Only the lines holding the string "Setup" are needed. Copy each one.

* _DATASET RECORDS_
——————

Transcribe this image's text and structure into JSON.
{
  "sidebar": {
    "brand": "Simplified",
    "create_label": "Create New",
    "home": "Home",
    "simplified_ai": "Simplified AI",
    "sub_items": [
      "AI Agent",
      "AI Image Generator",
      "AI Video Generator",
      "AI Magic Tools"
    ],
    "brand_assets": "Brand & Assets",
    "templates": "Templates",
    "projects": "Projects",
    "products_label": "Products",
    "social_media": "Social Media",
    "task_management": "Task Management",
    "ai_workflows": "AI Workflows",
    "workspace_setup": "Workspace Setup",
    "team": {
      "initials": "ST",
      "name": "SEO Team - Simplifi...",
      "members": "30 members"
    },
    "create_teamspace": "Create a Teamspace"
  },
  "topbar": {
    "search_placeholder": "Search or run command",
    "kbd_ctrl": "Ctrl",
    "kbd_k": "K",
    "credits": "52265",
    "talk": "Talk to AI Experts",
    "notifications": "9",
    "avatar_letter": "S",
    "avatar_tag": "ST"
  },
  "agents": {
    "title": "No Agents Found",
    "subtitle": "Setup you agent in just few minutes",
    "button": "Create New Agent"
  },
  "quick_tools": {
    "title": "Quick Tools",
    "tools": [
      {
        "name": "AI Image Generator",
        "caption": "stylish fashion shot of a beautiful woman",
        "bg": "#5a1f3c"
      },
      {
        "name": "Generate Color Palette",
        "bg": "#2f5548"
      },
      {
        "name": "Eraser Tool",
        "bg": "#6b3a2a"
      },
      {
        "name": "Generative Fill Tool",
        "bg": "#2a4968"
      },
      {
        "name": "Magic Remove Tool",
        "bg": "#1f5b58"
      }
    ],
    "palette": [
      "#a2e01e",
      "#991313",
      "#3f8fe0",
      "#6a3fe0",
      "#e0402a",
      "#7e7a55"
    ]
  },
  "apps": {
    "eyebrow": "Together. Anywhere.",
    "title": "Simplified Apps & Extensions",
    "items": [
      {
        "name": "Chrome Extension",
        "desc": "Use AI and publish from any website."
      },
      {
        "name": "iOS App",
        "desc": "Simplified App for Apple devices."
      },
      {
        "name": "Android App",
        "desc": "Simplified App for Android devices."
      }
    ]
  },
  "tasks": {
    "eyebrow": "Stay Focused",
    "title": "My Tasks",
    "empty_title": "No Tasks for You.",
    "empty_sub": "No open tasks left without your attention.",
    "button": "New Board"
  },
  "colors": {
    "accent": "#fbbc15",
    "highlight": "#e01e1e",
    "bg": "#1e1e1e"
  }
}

——————

* _RESULT_
    "workspace_setup": "Workspace Setup",
    "subtitle": "Setup you agent in just few minutes",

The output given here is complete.